Request =>
Your task is to copy the material exactly.

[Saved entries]
..............................

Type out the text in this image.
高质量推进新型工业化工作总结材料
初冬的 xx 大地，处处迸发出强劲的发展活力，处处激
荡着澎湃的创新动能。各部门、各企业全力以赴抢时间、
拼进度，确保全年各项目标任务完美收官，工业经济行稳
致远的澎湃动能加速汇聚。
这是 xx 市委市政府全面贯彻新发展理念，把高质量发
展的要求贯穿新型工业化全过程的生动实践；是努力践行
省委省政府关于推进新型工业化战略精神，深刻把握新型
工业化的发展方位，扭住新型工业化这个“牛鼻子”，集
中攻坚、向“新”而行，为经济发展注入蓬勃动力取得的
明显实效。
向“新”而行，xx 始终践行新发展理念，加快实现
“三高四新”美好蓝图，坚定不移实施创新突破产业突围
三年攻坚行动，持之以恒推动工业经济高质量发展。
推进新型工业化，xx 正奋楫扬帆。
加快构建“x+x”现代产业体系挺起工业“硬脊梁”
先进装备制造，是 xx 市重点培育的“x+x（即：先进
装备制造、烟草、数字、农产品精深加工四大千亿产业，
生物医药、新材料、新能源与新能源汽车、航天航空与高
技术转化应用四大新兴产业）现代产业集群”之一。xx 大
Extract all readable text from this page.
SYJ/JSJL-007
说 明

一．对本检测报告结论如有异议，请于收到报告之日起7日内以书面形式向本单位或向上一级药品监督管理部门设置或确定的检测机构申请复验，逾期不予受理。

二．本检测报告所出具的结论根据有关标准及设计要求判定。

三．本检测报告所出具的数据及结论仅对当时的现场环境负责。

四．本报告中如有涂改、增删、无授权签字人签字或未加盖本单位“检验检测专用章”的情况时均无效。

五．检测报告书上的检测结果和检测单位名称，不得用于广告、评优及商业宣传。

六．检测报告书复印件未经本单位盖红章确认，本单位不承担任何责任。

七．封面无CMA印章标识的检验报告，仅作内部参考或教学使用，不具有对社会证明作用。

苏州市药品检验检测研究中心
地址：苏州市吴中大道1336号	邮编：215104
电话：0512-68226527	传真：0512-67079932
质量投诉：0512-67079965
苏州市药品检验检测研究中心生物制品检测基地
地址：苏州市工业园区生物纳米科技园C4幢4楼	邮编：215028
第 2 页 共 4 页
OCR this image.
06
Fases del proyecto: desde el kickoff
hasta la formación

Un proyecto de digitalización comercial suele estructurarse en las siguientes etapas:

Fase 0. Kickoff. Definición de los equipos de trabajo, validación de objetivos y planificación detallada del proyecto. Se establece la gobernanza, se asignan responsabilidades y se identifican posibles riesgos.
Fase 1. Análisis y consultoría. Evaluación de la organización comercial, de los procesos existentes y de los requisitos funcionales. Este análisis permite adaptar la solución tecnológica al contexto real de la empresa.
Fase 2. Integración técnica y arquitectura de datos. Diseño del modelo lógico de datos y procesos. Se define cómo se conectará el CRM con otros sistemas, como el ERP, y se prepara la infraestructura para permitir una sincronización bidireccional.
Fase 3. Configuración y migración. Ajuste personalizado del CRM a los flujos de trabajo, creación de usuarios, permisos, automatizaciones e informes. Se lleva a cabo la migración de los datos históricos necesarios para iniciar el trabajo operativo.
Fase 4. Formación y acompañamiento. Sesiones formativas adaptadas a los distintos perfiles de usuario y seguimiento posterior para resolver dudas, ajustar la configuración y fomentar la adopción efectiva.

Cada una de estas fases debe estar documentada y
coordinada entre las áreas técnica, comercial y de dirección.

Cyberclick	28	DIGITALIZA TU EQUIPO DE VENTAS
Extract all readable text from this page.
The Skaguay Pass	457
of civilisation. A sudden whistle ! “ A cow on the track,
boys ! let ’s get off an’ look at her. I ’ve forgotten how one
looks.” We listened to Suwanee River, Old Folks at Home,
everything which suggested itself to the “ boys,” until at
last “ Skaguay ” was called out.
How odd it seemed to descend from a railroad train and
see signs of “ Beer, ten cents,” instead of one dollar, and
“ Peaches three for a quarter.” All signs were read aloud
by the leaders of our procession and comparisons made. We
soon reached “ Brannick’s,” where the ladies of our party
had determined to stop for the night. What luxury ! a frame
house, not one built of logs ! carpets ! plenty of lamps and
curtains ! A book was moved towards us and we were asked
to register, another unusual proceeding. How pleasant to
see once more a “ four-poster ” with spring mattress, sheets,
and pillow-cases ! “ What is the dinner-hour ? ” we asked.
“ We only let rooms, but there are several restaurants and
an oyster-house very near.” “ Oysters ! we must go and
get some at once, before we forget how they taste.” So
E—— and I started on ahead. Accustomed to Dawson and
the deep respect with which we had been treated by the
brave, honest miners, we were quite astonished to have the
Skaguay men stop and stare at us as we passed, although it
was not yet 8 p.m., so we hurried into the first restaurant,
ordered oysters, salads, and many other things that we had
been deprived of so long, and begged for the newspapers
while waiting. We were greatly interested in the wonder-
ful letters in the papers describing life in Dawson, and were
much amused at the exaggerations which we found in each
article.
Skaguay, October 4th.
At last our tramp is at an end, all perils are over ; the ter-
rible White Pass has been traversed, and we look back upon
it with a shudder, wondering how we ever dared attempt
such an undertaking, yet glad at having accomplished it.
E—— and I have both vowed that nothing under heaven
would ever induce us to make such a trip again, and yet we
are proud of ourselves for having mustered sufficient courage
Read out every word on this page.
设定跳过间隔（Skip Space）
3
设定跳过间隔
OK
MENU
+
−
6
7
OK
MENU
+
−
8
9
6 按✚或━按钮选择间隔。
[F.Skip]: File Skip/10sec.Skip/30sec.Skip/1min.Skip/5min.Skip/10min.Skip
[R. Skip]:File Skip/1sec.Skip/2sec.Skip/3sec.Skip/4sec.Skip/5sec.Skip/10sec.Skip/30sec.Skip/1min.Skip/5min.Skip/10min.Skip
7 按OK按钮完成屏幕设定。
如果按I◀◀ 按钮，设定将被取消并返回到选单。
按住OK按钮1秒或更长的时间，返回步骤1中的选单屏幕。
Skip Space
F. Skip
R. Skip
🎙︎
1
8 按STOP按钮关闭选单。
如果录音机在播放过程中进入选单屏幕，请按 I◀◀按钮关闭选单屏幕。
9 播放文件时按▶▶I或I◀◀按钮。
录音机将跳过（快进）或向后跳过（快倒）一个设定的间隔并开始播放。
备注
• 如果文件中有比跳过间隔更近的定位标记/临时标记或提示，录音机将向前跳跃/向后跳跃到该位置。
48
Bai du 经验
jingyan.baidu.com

..............................

Completed exercise =>
Type out the text in this image.
高质量推进新型工业化工作总结材料
初冬的 xx 大地，处处迸发出强劲的发展活力，处处激
荡着澎湃的创新动能。各部门、各企业全力以赴抢时间、
拼进度，确保全年各项目标任务完美收官，工业经济行稳
致远的澎湃动能加速汇聚。
这是 xx 市委市政府全面贯彻新发展理念，把高质量发
展的要求贯穿新型工业化全过程的生动实践；是努力践行
省委省政府关于推进新型工业化战略精神，深刻把握新型
工业化的发展方位，扭住新型工业化这个“牛鼻子”，集
中攻坚、向“新”而行，为经济发展注入蓬勃动力取得的
明显实效。
向“新”而行，xx 始终践行新发展理念，加快实现
“三高四新”美好蓝图，坚定不移实施创新突破产业突围
三年攻坚行动，持之以恒推动工业经济高质量发展。
推进新型工业化，xx 正奋楫扬帆。
加快构建“x+x”现代产业体系挺起工业“硬脊梁”
先进装备制造，是 xx 市重点培育的“x+x（即：先进
装备制造、烟草、数字、农产品精深加工四大千亿产业，
生物医药、新材料、新能源与新能源汽车、航天航空与高
技术转化应用四大新兴产业）现代产业集群”之一。xx 大
Extract all readable text from this page.
SYJ/JSJL-007
说 明

一．对本检测报告结论如有异议，请于收到报告之日起7日内以书面形式向本单位或向上一级药品监督管理部门设置或确定的检测机构申请复验，逾期不予受理。

二．本检测报告所出具的结论根据有关标准及设计要求判定。

三．本检测报告所出具的数据及结论仅对当时的现场环境负责。

四．本报告中如有涂改、增删、无授权签字人签字或未加盖本单位“检验检测专用章”的情况时均无效。

五．检测报告书上的检测结果和检测单位名称，不得用于广告、评优及商业宣传。

六．检测报告书复印件未经本单位盖红章确认，本单位不承担任何责任。

七．封面无CMA印章标识的检验报告，仅作内部参考或教学使用，不具有对社会证明作用。

苏州市药品检验检测研究中心
地址：苏州市吴中大道1336号	邮编：215104
电话：0512-68226527	传真：0512-67079932
质量投诉：0512-67079965
苏州市药品检验检测研究中心生物制品检测基地
地址：苏州市工业园区生物纳米科技园C4幢4楼	邮编：215028
第 2 页 共 4 页
OCR this image.
06
Fases del proyecto: desde el kickoff
hasta la formación

Un proyecto de digitalización comercial suele estructurarse en las siguientes etapas:

Fase 0. Kickoff. Definición de los equipos de trabajo, validación de objetivos y planificación detallada del proyecto. Se establece la gobernanza, se asignan responsabilidades y se identifican posibles riesgos.
Fase 1. Análisis y consultoría. Evaluación de la organización comercial, de los procesos existentes y de los requisitos funcionales. Este análisis permite adaptar la solución tecnológica al contexto real de la empresa.
Fase 2. Integración técnica y arquitectura de datos. Diseño del modelo lógico de datos y procesos. Se define cómo se conectará el CRM con otros sistemas, como el ERP, y se prepara la infraestructura para permitir una sincronización bidireccional.
Fase 3. Configuración y migración. Ajuste personalizado del CRM a los flujos de trabajo, creación de usuarios, permisos, automatizaciones e informes. Se lleva a cabo la migración de los datos históricos necesarios para iniciar el trabajo operativo.
Fase 4. Formación y acompañamiento. Sesiones formativas adaptadas a los distintos perfiles de usuario y seguimiento posterior para resolver dudas, ajustar la configuración y fomentar la adopción efectiva.

Cada una de estas fases debe estar documentada y
coordinada entre las áreas técnica, comercial y de dirección.

Cyberclick	28	DIGITALIZA TU EQUIPO DE VENTAS
Extract all readable text from this page.
The Skaguay Pass	457
of civilisation. A sudden whistle ! “ A cow on the track,
boys ! let ’s get off an’ look at her. I ’ve forgotten how one
looks.” We listened to Suwanee River, Old Folks at Home,
everything which suggested itself to the “ boys,” until at
last “ Skaguay ” was called out.
How odd it seemed to descend from a railroad train and
see signs of “ Beer, ten cents,” instead of one dollar, and
“ Peaches three for a quarter.” All signs were read aloud
by the leaders of our procession and comparisons made. We
soon reached “ Brannick’s,” where the ladies of our party
had determined to stop for the night. What luxury ! a frame
house, not one built of logs ! carpets ! plenty of lamps and
curtains ! A book was moved towards us and we were asked
to register, another unusual proceeding. How pleasant to
see once more a “ four-poster ” with spring mattress, sheets,
and pillow-cases ! “ What is the dinner-hour ? ” we asked.
“ We only let rooms, but there are several restaurants and
an oyster-house very near.” “ Oysters ! we must go and
get some at once, before we forget how they taste.” So
E—— and I started on ahead. Accustomed to Dawson and
the deep respect with which we had been treated by the
brave, honest miners, we were quite astonished to have the
Skaguay men stop and stare at us as we passed, although it
was not yet 8 p.m., so we hurried into the first restaurant,
ordered oysters, salads, and many other things that we had
been deprived of so long, and begged for the newspapers
while waiting. We were greatly interested in the wonder-
ful letters in the papers describing life in Dawson, and were
much amused at the exaggerations which we found in each
article.
Skaguay, October 4th.
At last our tramp is at an end, all perils are over ; the ter-
rible White Pass has been traversed, and we look back upon
it with a shudder, wondering how we ever dared attempt
such an undertaking, yet glad at having accomplished it.
E—— and I have both vowed that nothing under heaven
would ever induce us to make such a trip again, and yet we
are proud of ourselves for having mustered sufficient courage
Read out every word on this page.
设定跳过间隔（Skip Space）
3
设定跳过间隔
OK
MENU
+
−
6
7
OK
MENU
+
−
8
9
6 按✚或━按钮选择间隔。
[F.Skip]: File Skip/10sec.Skip/30sec.Skip/1min.Skip/5min.Skip/10min.Skip
[R. Skip]:File Skip/1sec.Skip/2sec.Skip/3sec.Skip/4sec.Skip/5sec.Skip/10sec.Skip/30sec.Skip/1min.Skip/5min.Skip/10min.Skip
7 按OK按钮完成屏幕设定。
如果按I◀◀ 按钮，设定将被取消并返回到选单。
按住OK按钮1秒或更长的时间，返回步骤1中的选单屏幕。
Skip Space
F. Skip
R. Skip
🎙︎
1
8 按STOP按钮关闭选单。
如果录音机在播放过程中进入选单屏幕，请按 I◀◀按钮关闭选单屏幕。
9 播放文件时按▶▶I或I◀◀按钮。
录音机将跳过（快进）或向后跳过（快倒）一个设定的间隔并开始播放。
备注
• 如果文件中有比跳过间隔更近的定位标记/临时标记或提示，录音机将向前跳跃/向后跳跃到该位置。
48
Bai du 经验
jingyan.baidu.com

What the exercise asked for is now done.